** Start of Records for this task **

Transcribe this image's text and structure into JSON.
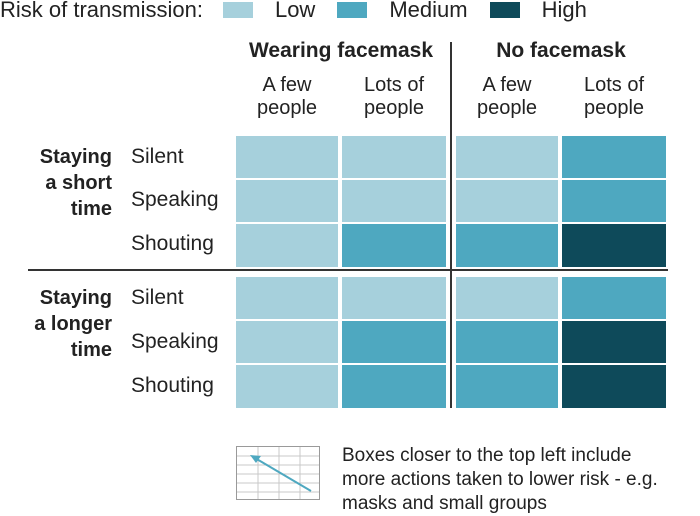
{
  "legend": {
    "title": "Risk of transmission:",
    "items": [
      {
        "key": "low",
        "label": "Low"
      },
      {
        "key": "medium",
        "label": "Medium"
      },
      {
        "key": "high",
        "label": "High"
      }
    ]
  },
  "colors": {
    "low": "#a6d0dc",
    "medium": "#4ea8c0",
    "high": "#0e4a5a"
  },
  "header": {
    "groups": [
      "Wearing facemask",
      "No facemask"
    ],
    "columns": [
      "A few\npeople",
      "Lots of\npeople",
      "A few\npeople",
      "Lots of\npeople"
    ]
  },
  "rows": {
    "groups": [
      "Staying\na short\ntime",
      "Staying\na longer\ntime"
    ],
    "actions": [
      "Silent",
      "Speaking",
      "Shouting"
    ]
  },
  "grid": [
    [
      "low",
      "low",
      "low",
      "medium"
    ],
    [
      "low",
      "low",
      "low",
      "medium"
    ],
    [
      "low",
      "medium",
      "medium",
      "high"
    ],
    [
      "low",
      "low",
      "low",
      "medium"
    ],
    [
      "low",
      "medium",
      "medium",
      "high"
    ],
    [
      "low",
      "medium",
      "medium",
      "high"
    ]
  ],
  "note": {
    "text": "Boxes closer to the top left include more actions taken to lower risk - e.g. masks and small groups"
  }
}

** End of Records for this task **

A faithful copy of the records above is needed, with the pictures left out.

▶ Exercise output
Transcribe this image's text and structure into JSON.
{
  "legend": {
    "title": "Risk of transmission:",
    "items": [
      {
        "key": "low",
        "label": "Low"
      },
      {
        "key": "medium",
        "label": "Medium"
      },
      {
        "key": "high",
        "label": "High"
      }
    ]
  },
  "colors": {
    "low": "#a6d0dc",
    "medium": "#4ea8c0",
    "high": "#0e4a5a"
  },
  "header": {
    "groups": [
      "Wearing facemask",
      "No facemask"
    ],
    "columns": [
      "A few\npeople",
      "Lots of\npeople",
      "A few\npeople",
      "Lots of\npeople"
    ]
  },
  "rows": {
    "groups": [
      "Staying\na short\ntime",
      "Staying\na longer\ntime"
    ],
    "actions": [
      "Silent",
      "Speaking",
      "Shouting"
    ]
  },
  "grid": [
    [
      "low",
      "low",
      "low",
      "medium"
    ],
    [
      "low",
      "low",
      "low",
      "medium"
    ],
    [
      "low",
      "medium",
      "medium",
      "high"
    ],
    [
      "low",
      "low",
      "low",
      "medium"
    ],
    [
      "low",
      "medium",
      "medium",
      "high"
    ],
    [
      "low",
      "medium",
      "medium",
      "high"
    ]
  ],
  "note": {
    "text": "Boxes closer to the top left include more actions taken to lower risk - e.g. masks and small groups"
  }
}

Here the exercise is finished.